══ Data rows ══
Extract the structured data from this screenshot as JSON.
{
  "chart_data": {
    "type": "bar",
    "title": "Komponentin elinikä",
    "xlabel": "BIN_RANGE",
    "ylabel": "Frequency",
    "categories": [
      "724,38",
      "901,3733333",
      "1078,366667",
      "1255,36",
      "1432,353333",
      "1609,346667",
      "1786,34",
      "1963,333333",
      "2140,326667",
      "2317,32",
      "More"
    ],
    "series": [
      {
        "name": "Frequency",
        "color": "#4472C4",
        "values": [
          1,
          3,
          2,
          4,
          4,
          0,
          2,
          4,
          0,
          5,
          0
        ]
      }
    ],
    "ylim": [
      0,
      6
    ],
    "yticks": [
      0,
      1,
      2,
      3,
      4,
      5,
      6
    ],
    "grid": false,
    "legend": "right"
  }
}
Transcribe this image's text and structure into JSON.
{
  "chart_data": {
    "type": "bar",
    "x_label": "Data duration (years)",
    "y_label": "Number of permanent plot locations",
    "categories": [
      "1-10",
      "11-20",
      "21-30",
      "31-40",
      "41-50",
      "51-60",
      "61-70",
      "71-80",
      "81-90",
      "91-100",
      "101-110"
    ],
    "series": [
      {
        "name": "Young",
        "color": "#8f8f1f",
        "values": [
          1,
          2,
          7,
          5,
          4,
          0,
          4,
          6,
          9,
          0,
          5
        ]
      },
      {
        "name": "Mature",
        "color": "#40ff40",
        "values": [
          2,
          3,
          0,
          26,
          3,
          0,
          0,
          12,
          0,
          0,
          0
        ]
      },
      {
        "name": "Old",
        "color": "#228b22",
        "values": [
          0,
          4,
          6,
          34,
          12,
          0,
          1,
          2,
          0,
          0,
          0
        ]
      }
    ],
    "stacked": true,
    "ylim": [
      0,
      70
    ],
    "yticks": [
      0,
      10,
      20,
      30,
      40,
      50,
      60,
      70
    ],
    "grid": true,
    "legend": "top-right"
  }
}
═══
Problem statement: Reproduce every line of the material above exactly.

Reply to the exercise:
Extract the structured data from this screenshot as JSON.
{
  "chart_data": {
    "type": "bar",
    "title": "Komponentin elinikä",
    "xlabel": "BIN_RANGE",
    "ylabel": "Frequency",
    "categories": [
      "724,38",
      "901,3733333",
      "1078,366667",
      "1255,36",
      "1432,353333",
      "1609,346667",
      "1786,34",
      "1963,333333",
      "2140,326667",
      "2317,32",
      "More"
    ],
    "series": [
      {
        "name": "Frequency",
        "color": "#4472C4",
        "values": [
          1,
          3,
          2,
          4,
          4,
          0,
          2,
          4,
          0,
          5,
          0
        ]
      }
    ],
    "ylim": [
      0,
      6
    ],
    "yticks": [
      0,
      1,
      2,
      3,
      4,
      5,
      6
    ],
    "grid": false,
    "legend": "right"
  }
}
Transcribe this image's text and structure into JSON.
{
  "chart_data": {
    "type": "bar",
    "x_label": "Data duration (years)",
    "y_label": "Number of permanent plot locations",
    "categories": [
      "1-10",
      "11-20",
      "21-30",
      "31-40",
      "41-50",
      "51-60",
      "61-70",
      "71-80",
      "81-90",
      "91-100",
      "101-110"
    ],
    "series": [
      {
        "name": "Young",
        "color": "#8f8f1f",
        "values": [
          1,
          2,
          7,
          5,
          4,
          0,
          4,
          6,
          9,
          0,
          5
        ]
      },
      {
        "name": "Mature",
        "color": "#40ff40",
        "values": [
          2,
          3,
          0,
          26,
          3,
          0,
          0,
          12,
          0,
          0,
          0
        ]
      },
      {
        "name": "Old",
        "color": "#228b22",
        "values": [
          0,
          4,
          6,
          34,
          12,
          0,
          1,
          2,
          0,
          0,
          0
        ]
      }
    ],
    "stacked": true,
    "ylim": [
      0,
      70
    ],
    "yticks": [
      0,
      10,
      20,
      30,
      40,
      50,
      60,
      70
    ],
    "grid": true,
    "legend": "top-right"
  }
}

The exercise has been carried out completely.